▸ **Required work**
Answer with nothing except the number of lines that contain the word "para".

▸ **Material to process**
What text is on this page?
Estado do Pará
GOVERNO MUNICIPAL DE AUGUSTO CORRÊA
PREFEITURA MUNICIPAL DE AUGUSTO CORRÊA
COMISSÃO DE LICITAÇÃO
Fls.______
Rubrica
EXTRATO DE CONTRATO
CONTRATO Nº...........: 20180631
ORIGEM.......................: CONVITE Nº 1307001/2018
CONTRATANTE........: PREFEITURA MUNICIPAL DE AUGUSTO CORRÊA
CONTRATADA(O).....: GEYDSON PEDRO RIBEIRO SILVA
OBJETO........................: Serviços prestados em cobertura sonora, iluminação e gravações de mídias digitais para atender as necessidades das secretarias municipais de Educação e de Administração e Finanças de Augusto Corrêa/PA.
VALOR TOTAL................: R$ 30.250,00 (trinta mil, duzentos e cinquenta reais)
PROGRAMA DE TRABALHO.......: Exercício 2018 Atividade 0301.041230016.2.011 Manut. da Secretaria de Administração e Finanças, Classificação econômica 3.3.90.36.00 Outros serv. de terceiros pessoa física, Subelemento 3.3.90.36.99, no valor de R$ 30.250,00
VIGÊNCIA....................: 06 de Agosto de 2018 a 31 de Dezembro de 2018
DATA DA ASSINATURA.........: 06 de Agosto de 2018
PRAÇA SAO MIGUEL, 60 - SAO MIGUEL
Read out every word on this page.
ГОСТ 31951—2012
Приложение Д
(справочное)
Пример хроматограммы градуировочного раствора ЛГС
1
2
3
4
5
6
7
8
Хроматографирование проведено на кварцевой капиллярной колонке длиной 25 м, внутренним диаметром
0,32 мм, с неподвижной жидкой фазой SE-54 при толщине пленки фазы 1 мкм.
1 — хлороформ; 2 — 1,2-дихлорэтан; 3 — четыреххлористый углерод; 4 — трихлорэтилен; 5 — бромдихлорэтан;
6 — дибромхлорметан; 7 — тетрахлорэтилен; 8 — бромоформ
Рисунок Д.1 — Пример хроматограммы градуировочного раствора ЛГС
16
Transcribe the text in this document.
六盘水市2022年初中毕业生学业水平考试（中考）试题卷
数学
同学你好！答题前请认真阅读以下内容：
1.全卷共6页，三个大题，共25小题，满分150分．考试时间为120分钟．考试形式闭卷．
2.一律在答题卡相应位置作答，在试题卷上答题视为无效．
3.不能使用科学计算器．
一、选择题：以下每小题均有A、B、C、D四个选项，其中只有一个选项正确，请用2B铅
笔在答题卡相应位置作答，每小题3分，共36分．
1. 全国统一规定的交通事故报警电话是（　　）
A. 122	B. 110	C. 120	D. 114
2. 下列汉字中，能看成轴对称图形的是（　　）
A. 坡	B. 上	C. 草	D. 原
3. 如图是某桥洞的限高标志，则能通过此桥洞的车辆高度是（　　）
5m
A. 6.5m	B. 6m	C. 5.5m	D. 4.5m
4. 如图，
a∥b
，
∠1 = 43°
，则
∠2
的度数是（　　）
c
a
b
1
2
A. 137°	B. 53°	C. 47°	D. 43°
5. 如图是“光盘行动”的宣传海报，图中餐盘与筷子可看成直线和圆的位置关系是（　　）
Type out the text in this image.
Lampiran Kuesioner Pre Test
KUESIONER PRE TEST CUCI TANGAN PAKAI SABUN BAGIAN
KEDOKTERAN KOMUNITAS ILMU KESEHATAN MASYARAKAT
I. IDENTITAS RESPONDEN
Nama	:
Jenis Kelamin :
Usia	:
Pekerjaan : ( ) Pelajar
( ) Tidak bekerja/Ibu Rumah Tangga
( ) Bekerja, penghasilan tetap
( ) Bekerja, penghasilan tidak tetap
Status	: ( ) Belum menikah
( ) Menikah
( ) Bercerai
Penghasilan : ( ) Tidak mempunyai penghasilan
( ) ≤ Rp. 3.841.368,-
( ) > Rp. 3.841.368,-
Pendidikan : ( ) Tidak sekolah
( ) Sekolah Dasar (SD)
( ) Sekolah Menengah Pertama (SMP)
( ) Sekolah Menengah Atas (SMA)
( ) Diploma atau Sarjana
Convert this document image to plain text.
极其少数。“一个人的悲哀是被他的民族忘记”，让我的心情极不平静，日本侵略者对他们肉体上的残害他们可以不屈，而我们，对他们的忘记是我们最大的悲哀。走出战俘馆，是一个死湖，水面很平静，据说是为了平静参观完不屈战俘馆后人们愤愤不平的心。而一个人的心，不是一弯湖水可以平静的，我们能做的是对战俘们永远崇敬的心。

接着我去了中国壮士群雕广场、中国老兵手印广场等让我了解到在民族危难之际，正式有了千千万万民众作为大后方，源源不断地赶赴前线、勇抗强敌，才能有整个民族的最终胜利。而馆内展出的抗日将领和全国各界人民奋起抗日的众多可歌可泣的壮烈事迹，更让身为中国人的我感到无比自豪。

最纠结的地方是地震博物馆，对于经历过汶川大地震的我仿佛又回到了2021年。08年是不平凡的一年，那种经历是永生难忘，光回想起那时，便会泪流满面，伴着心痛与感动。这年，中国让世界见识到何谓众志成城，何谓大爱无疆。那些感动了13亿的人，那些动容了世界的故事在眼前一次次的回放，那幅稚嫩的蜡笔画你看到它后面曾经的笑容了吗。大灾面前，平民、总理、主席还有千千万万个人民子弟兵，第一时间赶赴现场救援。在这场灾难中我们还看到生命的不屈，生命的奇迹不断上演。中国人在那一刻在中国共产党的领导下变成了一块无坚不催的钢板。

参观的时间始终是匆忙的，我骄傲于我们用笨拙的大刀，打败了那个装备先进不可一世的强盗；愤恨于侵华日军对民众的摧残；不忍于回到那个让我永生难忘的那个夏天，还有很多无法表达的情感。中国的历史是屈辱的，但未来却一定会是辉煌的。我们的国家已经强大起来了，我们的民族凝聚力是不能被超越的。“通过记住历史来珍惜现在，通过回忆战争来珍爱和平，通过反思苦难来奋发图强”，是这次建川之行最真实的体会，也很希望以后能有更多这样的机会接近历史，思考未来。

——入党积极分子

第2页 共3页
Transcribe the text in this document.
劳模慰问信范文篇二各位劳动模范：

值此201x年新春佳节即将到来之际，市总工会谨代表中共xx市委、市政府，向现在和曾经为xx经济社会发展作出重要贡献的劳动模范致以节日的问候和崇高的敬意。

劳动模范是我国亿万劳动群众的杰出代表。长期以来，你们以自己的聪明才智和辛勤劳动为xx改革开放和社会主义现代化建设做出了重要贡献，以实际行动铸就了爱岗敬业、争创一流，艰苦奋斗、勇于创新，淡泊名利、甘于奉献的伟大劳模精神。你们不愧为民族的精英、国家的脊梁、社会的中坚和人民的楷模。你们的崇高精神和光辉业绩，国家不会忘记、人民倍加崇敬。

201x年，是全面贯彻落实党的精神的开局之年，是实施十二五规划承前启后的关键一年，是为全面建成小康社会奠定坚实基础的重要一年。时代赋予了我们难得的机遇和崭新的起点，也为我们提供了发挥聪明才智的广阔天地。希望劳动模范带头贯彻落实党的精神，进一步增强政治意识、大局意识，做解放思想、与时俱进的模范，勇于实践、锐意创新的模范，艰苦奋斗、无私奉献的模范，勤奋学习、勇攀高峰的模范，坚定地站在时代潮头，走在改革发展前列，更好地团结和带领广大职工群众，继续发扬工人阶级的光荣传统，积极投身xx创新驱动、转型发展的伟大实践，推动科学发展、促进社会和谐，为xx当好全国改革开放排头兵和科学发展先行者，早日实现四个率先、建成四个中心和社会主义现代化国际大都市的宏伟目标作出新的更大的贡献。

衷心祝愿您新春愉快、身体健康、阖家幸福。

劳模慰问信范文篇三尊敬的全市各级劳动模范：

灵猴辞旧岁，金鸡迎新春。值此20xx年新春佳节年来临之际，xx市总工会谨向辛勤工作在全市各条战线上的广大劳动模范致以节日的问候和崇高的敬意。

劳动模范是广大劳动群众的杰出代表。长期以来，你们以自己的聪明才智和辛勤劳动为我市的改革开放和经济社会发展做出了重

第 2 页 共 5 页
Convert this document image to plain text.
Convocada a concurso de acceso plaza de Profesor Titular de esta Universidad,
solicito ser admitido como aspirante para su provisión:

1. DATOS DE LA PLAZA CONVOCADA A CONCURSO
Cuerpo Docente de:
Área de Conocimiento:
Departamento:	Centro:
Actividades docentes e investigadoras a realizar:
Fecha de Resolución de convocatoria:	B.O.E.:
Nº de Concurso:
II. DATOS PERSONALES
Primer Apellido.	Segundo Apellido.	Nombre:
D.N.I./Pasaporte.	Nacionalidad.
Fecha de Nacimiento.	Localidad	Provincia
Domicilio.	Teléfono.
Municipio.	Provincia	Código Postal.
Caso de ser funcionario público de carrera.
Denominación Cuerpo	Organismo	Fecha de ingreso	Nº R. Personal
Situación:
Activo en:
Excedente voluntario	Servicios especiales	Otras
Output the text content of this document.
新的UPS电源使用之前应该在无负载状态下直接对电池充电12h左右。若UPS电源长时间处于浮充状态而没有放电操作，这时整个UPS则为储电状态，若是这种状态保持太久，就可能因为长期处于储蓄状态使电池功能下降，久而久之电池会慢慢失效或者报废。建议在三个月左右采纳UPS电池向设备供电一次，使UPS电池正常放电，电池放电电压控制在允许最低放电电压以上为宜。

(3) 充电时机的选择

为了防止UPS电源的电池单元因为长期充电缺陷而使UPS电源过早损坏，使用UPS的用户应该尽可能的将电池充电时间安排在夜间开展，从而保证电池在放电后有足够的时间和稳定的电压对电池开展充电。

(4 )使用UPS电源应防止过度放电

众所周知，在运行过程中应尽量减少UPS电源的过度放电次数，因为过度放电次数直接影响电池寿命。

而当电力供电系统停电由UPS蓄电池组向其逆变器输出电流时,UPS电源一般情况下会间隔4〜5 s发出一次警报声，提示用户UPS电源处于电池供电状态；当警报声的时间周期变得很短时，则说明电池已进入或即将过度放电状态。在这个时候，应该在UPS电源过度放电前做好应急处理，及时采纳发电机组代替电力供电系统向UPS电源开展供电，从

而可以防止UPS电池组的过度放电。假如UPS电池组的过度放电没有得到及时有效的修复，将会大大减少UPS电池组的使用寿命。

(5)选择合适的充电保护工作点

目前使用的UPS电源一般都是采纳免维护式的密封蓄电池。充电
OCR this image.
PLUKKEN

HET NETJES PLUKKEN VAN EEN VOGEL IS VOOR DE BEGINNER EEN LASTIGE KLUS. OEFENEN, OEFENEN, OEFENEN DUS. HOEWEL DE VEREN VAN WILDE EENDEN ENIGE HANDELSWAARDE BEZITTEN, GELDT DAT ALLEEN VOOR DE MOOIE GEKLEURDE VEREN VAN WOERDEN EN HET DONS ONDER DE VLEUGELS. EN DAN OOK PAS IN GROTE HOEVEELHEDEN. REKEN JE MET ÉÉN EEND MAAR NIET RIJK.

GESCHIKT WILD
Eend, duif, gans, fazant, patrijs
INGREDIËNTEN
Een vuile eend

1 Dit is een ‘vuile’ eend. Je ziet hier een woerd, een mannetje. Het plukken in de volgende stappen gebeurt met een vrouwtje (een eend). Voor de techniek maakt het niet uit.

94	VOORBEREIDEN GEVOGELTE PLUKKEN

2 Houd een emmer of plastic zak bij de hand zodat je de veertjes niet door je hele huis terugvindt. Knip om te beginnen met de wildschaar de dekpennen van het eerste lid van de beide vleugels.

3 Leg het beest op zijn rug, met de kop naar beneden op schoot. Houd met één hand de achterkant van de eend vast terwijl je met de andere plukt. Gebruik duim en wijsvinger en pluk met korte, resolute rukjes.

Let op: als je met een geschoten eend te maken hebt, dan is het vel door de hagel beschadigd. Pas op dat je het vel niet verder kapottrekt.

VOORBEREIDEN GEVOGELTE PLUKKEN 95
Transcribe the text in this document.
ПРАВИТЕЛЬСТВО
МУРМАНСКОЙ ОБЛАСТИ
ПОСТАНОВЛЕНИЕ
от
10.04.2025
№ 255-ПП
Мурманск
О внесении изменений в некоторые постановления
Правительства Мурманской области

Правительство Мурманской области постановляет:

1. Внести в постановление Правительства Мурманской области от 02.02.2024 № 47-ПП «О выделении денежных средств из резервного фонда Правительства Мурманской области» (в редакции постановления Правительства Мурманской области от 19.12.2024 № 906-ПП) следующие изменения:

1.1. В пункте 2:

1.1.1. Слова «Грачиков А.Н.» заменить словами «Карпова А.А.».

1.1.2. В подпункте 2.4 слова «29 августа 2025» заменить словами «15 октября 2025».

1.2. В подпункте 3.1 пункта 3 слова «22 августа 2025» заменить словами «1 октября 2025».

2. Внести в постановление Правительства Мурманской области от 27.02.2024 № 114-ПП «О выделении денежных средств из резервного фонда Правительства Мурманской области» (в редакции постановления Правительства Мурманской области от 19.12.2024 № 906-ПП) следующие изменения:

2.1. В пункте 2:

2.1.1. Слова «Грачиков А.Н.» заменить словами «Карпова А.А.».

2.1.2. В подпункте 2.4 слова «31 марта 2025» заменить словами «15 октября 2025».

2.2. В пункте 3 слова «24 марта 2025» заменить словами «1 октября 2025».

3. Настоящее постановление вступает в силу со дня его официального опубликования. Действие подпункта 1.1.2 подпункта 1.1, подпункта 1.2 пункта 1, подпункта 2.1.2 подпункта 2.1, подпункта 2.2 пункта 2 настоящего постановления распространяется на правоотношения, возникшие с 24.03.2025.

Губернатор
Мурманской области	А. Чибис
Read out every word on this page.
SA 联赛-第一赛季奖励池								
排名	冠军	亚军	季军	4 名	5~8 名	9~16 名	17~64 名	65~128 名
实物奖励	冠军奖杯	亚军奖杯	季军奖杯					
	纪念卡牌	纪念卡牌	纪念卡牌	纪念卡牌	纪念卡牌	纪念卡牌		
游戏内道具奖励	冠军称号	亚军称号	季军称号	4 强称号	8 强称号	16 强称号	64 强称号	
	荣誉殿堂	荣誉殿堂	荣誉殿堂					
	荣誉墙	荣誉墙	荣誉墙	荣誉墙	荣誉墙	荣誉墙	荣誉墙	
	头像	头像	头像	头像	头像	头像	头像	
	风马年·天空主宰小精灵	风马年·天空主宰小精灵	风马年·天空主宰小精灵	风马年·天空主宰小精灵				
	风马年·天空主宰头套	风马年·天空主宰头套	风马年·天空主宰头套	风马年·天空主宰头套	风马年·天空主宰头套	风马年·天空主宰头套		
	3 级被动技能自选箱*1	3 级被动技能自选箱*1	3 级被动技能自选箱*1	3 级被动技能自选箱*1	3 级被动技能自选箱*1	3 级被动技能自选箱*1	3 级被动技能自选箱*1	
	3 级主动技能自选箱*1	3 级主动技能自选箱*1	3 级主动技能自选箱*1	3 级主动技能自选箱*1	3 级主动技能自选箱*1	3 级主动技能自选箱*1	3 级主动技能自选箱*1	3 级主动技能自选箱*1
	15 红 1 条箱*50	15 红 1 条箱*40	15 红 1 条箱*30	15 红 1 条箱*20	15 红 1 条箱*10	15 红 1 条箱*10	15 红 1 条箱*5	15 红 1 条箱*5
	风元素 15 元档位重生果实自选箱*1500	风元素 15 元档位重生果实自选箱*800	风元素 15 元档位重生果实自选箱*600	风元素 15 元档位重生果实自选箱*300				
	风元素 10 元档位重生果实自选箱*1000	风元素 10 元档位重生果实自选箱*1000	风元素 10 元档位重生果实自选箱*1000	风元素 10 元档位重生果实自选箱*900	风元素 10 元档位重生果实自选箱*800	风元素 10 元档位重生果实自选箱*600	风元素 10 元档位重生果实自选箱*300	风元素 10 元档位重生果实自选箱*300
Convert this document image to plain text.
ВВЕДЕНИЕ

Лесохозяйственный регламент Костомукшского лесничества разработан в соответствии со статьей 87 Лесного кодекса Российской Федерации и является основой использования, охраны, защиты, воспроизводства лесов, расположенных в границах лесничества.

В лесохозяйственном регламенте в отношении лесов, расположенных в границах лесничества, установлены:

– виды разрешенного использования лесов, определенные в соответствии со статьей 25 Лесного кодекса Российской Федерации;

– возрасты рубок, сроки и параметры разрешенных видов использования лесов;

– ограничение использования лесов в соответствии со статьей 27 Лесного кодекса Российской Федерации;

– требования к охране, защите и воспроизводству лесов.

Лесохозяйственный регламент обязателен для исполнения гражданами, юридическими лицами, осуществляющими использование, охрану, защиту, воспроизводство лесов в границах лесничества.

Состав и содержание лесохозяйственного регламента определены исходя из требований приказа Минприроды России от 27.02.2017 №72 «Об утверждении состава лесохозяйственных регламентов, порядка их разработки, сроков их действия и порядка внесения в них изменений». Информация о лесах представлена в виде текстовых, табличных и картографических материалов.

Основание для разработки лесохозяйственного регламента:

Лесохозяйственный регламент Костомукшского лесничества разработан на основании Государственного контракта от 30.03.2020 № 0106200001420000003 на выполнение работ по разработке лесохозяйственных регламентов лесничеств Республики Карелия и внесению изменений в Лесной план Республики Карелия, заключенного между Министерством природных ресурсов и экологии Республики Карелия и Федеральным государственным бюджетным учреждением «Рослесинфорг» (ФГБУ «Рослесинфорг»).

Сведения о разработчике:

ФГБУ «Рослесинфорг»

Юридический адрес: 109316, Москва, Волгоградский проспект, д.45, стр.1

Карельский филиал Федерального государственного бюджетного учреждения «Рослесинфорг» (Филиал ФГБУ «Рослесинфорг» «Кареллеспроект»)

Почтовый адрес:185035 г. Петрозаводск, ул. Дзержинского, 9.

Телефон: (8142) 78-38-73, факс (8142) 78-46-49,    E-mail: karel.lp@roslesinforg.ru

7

▸ **Task solution**
2